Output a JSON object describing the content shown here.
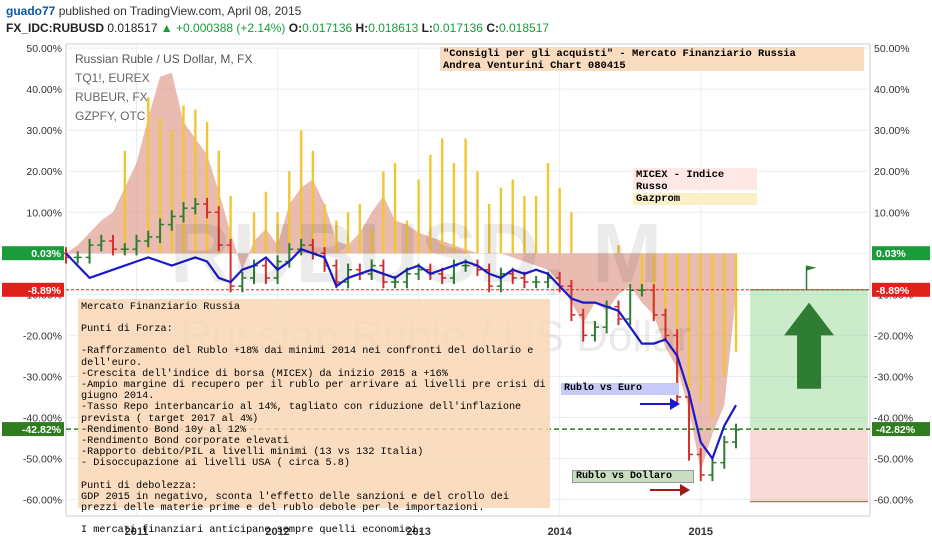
{
  "header": {
    "user": "guado77",
    "published_text": "published on TradingView.com, April 08, 2015",
    "symbol": "FX_IDC:RUBUSD",
    "price": "0.018517",
    "change": "+0.000388 (+2.14%)",
    "o_label": "O:",
    "o_value": "0.017136",
    "h_label": "H:",
    "h_value": "0.018613",
    "l_label": "L:",
    "l_value": "0.017136",
    "c_label": "C:",
    "c_value": "0.018517"
  },
  "legend": {
    "title": "Russian Ruble / US Dollar, M, FX",
    "items": [
      "TQ1!, EUREX",
      "RUBEUR, FX",
      "GZPFY, OTC"
    ]
  },
  "watermark": {
    "symbol": "RUBUSD, M",
    "name": "Russian Ruble / US Dollar"
  },
  "annotations": {
    "consigli_line1": "\"Consigli per gli acquisti\" - Mercato Finanziario Russia",
    "consigli_line2": "Andrea Venturini Chart 080415",
    "micex": "MICEX - Indice Russo",
    "gazprom": "Gazprom",
    "rublo_euro": "Rublo vs Euro",
    "rublo_dollaro": "Rublo vs Dollaro",
    "info_lines": [
      "Mercato Finanziario Russia",
      "",
      "Punti di Forza:",
      "",
      "-Rafforzamento del Rublo +18% dai minimi 2014 nei confronti del dollario e dell'euro.",
      "-Crescita dell'indice di borsa (MICEX) da inizio 2015 a +16%",
      "-Ampio margine di recupero per il rublo per arrivare ai livelli pre crisi di giugno 2014.",
      "-Tasso Repo interbancario al 14%, tagliato con riduzione dell'inflazione prevista ( target 2017 al 4%)",
      "-Rendimento Bond 10y al 12%",
      "-Rendimento Bond corporate elevati",
      "-Rapporto debito/PIL a livelli minimi (13 vs 132 Italia)",
      "- Disoccupazione ai livelli USA ( circa 5.8)",
      "",
      "Punti di debolezza:",
      "GDP 2015 in negativo, sconta l'effetto delle sanzioni e del crollo dei prezzi delle materie prime e del rublo debole per le importazioni.",
      "",
      "I mercati finanziari anticipano sempre quelli economici."
    ]
  },
  "chart_data": {
    "type": "line",
    "x_ticks": [
      "2011",
      "2012",
      "2013",
      "2014",
      "2015"
    ],
    "y_ticks": [
      50,
      40,
      30,
      20,
      10,
      0,
      -10,
      -20,
      -30,
      -40,
      -50,
      -60
    ],
    "ylim": [
      -64,
      51
    ],
    "ytick_suffix": ".00%",
    "ytick_labels": [
      "50.00%",
      "40.00%",
      "30.00%",
      "20.00%",
      "10.00%",
      "0.00%",
      "-10.00%",
      "-20.00%",
      "-30.00%",
      "-40.00%",
      "-50.00%",
      "-60.00%"
    ],
    "price_labels": [
      {
        "text": "0.03%",
        "value": 0.03,
        "color": "#1a9c3a"
      },
      {
        "text": "-8.89%",
        "value": -8.89,
        "color": "#e0201b"
      },
      {
        "text": "-42.82%",
        "value": -42.82,
        "color": "#2f7d1e"
      }
    ],
    "x_range": [
      2010.5,
      2016.2
    ],
    "series": [
      {
        "name": "Rublo vs Euro",
        "type": "line",
        "color": "#1a1acc",
        "x": [
          2010.5,
          2010.583,
          2010.667,
          2010.75,
          2010.833,
          2010.917,
          2011.0,
          2011.083,
          2011.167,
          2011.25,
          2011.333,
          2011.417,
          2011.5,
          2011.583,
          2011.667,
          2011.75,
          2011.833,
          2011.917,
          2012.0,
          2012.083,
          2012.167,
          2012.25,
          2012.333,
          2012.417,
          2012.5,
          2012.583,
          2012.667,
          2012.75,
          2012.833,
          2012.917,
          2013.0,
          2013.083,
          2013.167,
          2013.25,
          2013.333,
          2013.417,
          2013.5,
          2013.583,
          2013.667,
          2013.75,
          2013.833,
          2013.917,
          2014.0,
          2014.083,
          2014.167,
          2014.25,
          2014.333,
          2014.417,
          2014.5,
          2014.583,
          2014.667,
          2014.75,
          2014.833,
          2014.917,
          2015.0,
          2015.083,
          2015.167,
          2015.25
        ],
        "y": [
          0,
          -3,
          -6,
          -5,
          -4,
          -3,
          -2,
          -1,
          -2,
          -3,
          -2,
          -1,
          -2,
          -6,
          -7,
          -4,
          -3,
          -1,
          -4,
          -2,
          1,
          0,
          -1,
          -8,
          -6,
          -5,
          -4,
          -5,
          -6,
          -4,
          -3,
          -5,
          -4,
          -3,
          -2,
          -3,
          -5,
          -6,
          -4,
          -5,
          -4,
          -5,
          -8,
          -11,
          -12,
          -12,
          -13,
          -14,
          -18,
          -22,
          -22,
          -21,
          -25,
          -34,
          -46,
          -50,
          -42,
          -37
        ]
      },
      {
        "name": "MICEX - Indice Russo",
        "type": "area",
        "color": "#e8b0a4",
        "x": [
          2010.5,
          2010.583,
          2010.667,
          2010.75,
          2010.833,
          2010.917,
          2011.0,
          2011.083,
          2011.167,
          2011.25,
          2011.333,
          2011.417,
          2011.5,
          2011.583,
          2011.667,
          2011.75,
          2011.833,
          2011.917,
          2012.0,
          2012.083,
          2012.167,
          2012.25,
          2012.333,
          2012.417,
          2012.5,
          2012.583,
          2012.667,
          2012.75,
          2012.833,
          2012.917,
          2013.0,
          2013.083,
          2013.167,
          2013.25,
          2013.333,
          2013.417,
          2013.5,
          2013.583,
          2013.667,
          2013.75,
          2013.833,
          2013.917,
          2014.0,
          2014.083,
          2014.167,
          2014.25,
          2014.333,
          2014.417,
          2014.5,
          2014.583,
          2014.667,
          2014.75,
          2014.833,
          2014.917,
          2015.0,
          2015.083,
          2015.167,
          2015.25
        ],
        "y": [
          0,
          2,
          5,
          8,
          10,
          16,
          22,
          33,
          43,
          44,
          32,
          28,
          24,
          15,
          5,
          -4,
          3,
          6,
          2,
          12,
          16,
          18,
          12,
          3,
          2,
          5,
          10,
          14,
          8,
          7,
          5,
          4,
          3,
          2,
          1,
          0,
          0,
          0,
          -1,
          -2,
          -3,
          -4,
          -7,
          -12,
          -17,
          -12,
          -14,
          -10,
          -8,
          -12,
          -15,
          -23,
          -28,
          -38,
          -53,
          -44,
          -37,
          -10
        ]
      },
      {
        "name": "Gazprom",
        "type": "bar",
        "color": "#f2c632",
        "x": [
          2010.917,
          2011.083,
          2011.167,
          2011.25,
          2011.333,
          2011.417,
          2011.5,
          2011.583,
          2011.667,
          2011.833,
          2011.917,
          2012.0,
          2012.083,
          2012.167,
          2012.25,
          2012.333,
          2012.417,
          2012.5,
          2012.583,
          2012.667,
          2012.75,
          2012.833,
          2012.917,
          2013.0,
          2013.083,
          2013.167,
          2013.25,
          2013.333,
          2013.417,
          2013.5,
          2013.583,
          2013.667,
          2013.75,
          2013.833,
          2013.917,
          2014.0,
          2014.083,
          2014.417,
          2014.5,
          2014.583,
          2014.667,
          2014.75,
          2014.833,
          2014.917,
          2015.0,
          2015.083,
          2015.167,
          2015.25
        ],
        "y": [
          25,
          38,
          33,
          30,
          36,
          35,
          32,
          25,
          14,
          10,
          15,
          10,
          20,
          30,
          25,
          12,
          8,
          10,
          12,
          6,
          20,
          22,
          8,
          18,
          24,
          28,
          22,
          28,
          20,
          12,
          16,
          18,
          14,
          14,
          22,
          16,
          10,
          2,
          0,
          -10,
          -16,
          -21,
          -32,
          -41,
          -36,
          -40,
          -30,
          -24
        ]
      },
      {
        "name": "Rublo vs Dollaro",
        "type": "ohlc",
        "color_up": "#2e7d32",
        "color_down": "#d32f2f",
        "x": [
          2010.5,
          2010.583,
          2010.667,
          2010.75,
          2010.833,
          2010.917,
          2011.0,
          2011.083,
          2011.167,
          2011.25,
          2011.333,
          2011.417,
          2011.5,
          2011.583,
          2011.667,
          2011.75,
          2011.833,
          2011.917,
          2012.0,
          2012.083,
          2012.167,
          2012.25,
          2012.333,
          2012.417,
          2012.5,
          2012.583,
          2012.667,
          2012.75,
          2012.833,
          2012.917,
          2013.0,
          2013.083,
          2013.167,
          2013.25,
          2013.333,
          2013.417,
          2013.5,
          2013.583,
          2013.667,
          2013.75,
          2013.833,
          2013.917,
          2014.0,
          2014.083,
          2014.167,
          2014.25,
          2014.333,
          2014.417,
          2014.5,
          2014.583,
          2014.667,
          2014.75,
          2014.833,
          2014.917,
          2015.0,
          2015.083,
          2015.167,
          2015.25
        ],
        "open": [
          0,
          -1,
          -1,
          2,
          3,
          1,
          1,
          3,
          4,
          7,
          9,
          11,
          12,
          10,
          2,
          -8,
          -6,
          -3,
          -6,
          -2,
          1,
          2,
          0,
          -3,
          -7,
          -4,
          -5,
          -3,
          -7,
          -7,
          -5,
          -4,
          -5,
          -6,
          -3,
          -3,
          -4,
          -8,
          -5,
          -6,
          -7,
          -7,
          -6,
          -8,
          -15,
          -20,
          -18,
          -13,
          -16,
          -9,
          -9,
          -15,
          -20,
          -35,
          -49,
          -54,
          -51,
          -46
        ],
        "close": [
          -1,
          -1,
          2,
          3,
          1,
          1,
          3,
          4,
          7,
          9,
          11,
          12,
          10,
          2,
          -8,
          -6,
          -3,
          -6,
          -2,
          1,
          2,
          0,
          -3,
          -7,
          -4,
          -5,
          -3,
          -7,
          -7,
          -5,
          -4,
          -5,
          -6,
          -3,
          -3,
          -4,
          -8,
          -5,
          -6,
          -7,
          -7,
          -6,
          -8,
          -15,
          -20,
          -18,
          -13,
          -16,
          -9,
          -9,
          -15,
          -20,
          -35,
          -49,
          -54,
          -51,
          -46,
          -43
        ]
      }
    ]
  }
}
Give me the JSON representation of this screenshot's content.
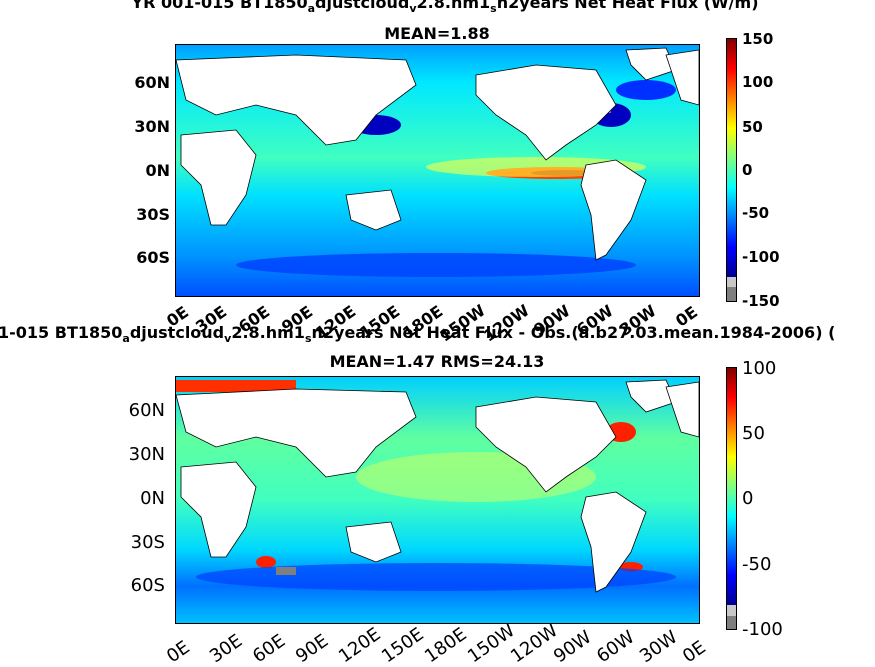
{
  "chart_data": [
    {
      "type": "heatmap",
      "title_pre": "YR 001-015 BT1850",
      "title_sub1": "a",
      "title_mid": "djustcloud",
      "title_sub2": "v",
      "title_mid2": "2.8.hm1",
      "title_sub3": "s",
      "title_post": "n2years  Net Heat Flux (W/m",
      "title_end": ")",
      "subtitle": "MEAN=1.88",
      "yticks": [
        "60N",
        "30N",
        "0N",
        "30S",
        "60S"
      ],
      "xticks": [
        "0E",
        "30E",
        "60E",
        "90E",
        "120E",
        "150E",
        "180E",
        "150W",
        "120W",
        "90W",
        "60W",
        "30W",
        "0E"
      ],
      "colorbar": {
        "ticks": [
          "150",
          "100",
          "50",
          "0",
          "-50",
          "-100",
          "-150"
        ],
        "range": [
          -150,
          150
        ]
      }
    },
    {
      "type": "heatmap",
      "title_pre": "1-015 BT1850",
      "title_sub1": "a",
      "title_mid": "djustcloud",
      "title_sub2": "v",
      "title_mid2": "2.8.hm1",
      "title_sub3": "s",
      "title_post": "n2years  Net Heat Flux - Obs.(a.b27.03.mean.1984-2006) (",
      "subtitle": "MEAN=1.47 RMS=24.13",
      "yticks": [
        "60N",
        "30N",
        "0N",
        "30S",
        "60S"
      ],
      "xticks": [
        "0E",
        "30E",
        "60E",
        "90E",
        "120E",
        "150E",
        "180E",
        "150W",
        "120W",
        "90W",
        "60W",
        "30W",
        "0E"
      ],
      "colorbar": {
        "ticks": [
          "100",
          "50",
          "0",
          "-50",
          "-100"
        ],
        "range": [
          -100,
          100
        ]
      }
    }
  ],
  "colors": {
    "colormap": [
      "#00008f",
      "#0000ff",
      "#0080ff",
      "#00ffff",
      "#80ff80",
      "#ffff00",
      "#ff8000",
      "#ff0000",
      "#800000"
    ],
    "land": "#ffffff",
    "missing": "#7f7f7f"
  }
}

────

• **WHAT IS EXPECTED**
Gather up the lines that contain the word "JSON".

• **ANSWER TO THIS PROBLEM**
Output a JSON object describing the content shown here.
Give me the JSON representation of this screenshot's content.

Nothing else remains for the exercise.